>>

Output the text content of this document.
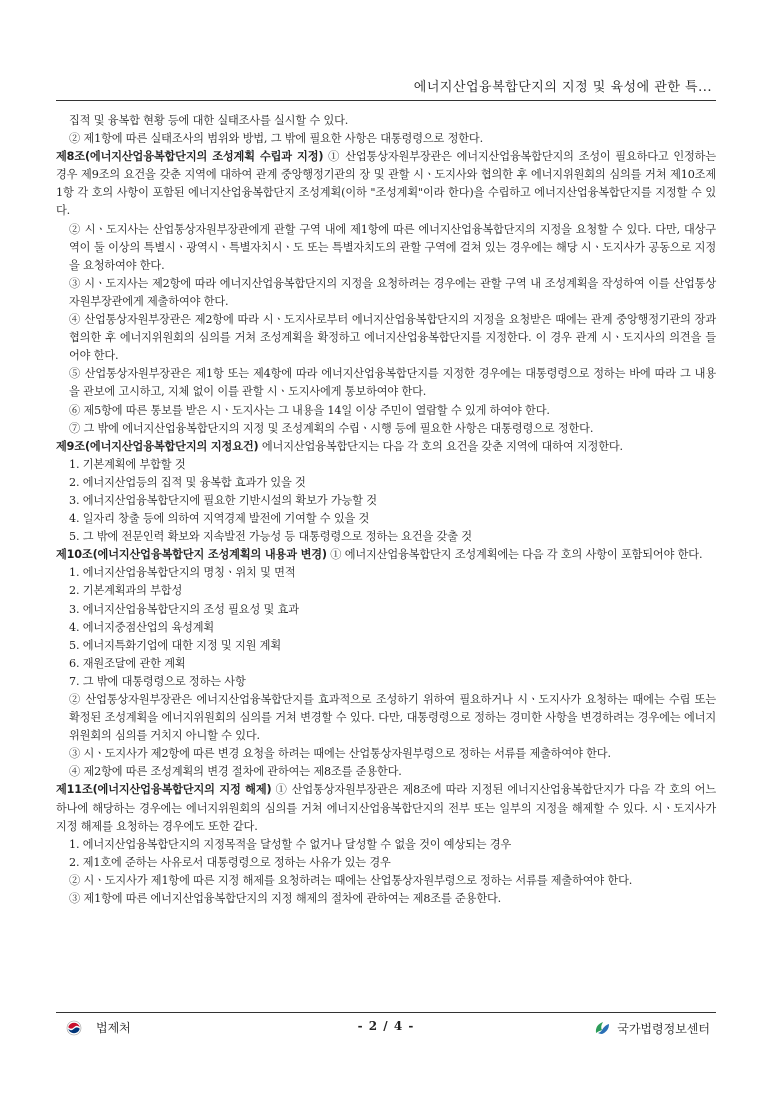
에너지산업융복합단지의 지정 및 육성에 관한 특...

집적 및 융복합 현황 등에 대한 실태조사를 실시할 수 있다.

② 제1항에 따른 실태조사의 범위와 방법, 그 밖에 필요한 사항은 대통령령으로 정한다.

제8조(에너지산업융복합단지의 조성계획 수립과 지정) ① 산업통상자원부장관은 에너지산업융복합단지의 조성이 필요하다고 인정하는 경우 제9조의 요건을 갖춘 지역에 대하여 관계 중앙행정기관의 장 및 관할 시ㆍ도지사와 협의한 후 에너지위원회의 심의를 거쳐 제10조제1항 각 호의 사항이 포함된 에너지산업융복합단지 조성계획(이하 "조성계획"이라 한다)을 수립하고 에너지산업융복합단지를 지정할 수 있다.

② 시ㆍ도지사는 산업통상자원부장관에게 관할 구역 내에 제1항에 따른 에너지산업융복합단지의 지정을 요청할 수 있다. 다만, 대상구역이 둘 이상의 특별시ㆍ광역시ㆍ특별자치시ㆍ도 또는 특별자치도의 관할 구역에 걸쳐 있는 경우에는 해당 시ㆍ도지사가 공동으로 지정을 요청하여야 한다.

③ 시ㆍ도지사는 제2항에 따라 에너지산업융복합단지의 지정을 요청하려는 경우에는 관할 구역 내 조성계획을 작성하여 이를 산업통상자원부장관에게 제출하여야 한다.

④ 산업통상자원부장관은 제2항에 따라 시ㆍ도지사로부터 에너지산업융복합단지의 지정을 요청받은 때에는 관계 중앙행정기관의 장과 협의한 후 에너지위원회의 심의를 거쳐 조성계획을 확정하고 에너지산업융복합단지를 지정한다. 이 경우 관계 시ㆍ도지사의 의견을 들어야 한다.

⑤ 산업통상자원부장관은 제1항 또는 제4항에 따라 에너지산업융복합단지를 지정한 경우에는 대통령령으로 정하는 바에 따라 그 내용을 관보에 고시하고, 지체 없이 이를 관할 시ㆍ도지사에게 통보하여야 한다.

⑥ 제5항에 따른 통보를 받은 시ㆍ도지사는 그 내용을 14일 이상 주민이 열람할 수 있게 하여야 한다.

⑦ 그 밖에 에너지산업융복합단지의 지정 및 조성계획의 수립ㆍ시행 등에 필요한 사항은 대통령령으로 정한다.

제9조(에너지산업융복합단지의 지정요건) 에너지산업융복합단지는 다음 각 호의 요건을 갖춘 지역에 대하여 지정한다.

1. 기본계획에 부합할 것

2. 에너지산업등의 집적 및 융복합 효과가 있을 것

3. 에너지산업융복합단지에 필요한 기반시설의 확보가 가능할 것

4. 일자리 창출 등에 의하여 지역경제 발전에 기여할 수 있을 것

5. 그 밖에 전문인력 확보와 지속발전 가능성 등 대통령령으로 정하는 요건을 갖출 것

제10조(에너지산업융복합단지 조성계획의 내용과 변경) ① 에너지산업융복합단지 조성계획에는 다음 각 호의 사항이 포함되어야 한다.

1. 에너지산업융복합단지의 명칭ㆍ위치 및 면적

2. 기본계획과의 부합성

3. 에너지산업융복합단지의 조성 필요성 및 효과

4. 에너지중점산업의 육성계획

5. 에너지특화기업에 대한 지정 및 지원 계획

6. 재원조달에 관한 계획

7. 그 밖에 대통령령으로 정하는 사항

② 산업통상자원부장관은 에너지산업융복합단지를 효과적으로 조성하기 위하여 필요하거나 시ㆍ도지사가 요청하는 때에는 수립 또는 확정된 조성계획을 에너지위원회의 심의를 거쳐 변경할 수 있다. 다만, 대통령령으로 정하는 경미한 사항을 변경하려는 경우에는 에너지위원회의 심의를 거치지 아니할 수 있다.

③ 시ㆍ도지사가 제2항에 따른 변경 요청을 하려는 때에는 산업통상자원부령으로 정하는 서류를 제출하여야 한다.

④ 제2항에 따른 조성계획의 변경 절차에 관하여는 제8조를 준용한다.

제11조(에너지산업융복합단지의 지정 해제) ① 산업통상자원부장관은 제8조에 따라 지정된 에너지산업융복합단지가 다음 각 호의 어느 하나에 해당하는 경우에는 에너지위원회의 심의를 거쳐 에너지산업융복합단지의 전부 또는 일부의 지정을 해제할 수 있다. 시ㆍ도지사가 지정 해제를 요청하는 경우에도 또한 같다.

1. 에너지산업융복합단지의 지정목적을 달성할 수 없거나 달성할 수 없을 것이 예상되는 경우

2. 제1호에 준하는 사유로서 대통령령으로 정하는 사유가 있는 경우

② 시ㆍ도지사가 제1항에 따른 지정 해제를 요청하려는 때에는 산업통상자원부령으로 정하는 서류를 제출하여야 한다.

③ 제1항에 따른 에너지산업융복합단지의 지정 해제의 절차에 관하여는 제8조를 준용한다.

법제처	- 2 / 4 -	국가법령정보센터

<<
>>

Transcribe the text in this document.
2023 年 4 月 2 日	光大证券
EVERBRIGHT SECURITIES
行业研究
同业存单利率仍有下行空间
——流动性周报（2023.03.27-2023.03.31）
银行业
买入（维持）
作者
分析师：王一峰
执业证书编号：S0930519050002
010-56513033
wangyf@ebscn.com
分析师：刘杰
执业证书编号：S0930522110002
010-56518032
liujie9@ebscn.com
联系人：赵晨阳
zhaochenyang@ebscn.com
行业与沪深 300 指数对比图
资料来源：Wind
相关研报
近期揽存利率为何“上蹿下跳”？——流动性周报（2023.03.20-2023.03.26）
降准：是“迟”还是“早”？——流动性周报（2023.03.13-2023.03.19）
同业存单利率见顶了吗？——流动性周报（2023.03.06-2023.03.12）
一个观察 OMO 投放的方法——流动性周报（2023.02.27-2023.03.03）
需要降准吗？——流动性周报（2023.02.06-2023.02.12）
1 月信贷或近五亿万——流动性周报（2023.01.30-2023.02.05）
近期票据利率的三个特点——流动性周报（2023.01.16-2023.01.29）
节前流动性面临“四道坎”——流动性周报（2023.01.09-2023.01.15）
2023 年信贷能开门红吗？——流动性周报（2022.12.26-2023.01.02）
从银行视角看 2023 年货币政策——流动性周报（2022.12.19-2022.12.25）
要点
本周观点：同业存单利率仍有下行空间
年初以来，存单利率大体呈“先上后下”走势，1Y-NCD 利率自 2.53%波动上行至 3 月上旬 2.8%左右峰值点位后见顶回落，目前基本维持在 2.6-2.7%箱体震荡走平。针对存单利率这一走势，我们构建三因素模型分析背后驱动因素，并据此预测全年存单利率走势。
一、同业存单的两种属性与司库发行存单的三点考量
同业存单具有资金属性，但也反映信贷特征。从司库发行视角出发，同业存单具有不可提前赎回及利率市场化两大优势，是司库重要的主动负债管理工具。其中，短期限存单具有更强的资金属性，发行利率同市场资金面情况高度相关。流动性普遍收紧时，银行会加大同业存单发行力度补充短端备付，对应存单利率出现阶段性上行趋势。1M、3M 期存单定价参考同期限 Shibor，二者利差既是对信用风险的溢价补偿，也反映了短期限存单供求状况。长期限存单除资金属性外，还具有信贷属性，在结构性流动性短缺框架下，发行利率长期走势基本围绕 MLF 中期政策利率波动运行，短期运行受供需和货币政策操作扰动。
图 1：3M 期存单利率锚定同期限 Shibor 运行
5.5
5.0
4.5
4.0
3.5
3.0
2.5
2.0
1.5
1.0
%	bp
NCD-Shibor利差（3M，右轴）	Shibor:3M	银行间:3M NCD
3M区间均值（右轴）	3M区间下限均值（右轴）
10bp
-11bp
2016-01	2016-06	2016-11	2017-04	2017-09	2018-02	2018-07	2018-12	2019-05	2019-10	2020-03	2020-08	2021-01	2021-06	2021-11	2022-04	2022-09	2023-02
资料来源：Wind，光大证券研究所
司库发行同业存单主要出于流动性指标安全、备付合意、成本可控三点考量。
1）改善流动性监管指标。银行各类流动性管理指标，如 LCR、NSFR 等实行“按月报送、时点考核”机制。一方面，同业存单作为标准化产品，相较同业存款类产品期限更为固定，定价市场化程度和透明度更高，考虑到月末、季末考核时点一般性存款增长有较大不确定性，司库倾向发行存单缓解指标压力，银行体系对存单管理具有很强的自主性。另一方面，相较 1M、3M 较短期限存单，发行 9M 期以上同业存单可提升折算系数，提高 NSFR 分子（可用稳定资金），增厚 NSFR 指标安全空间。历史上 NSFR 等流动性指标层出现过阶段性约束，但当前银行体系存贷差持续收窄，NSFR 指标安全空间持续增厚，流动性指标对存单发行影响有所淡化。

<<

● Short exercise
Give only the number of lines in the material above that hold the word "Shibor".

● Output for this exercise
3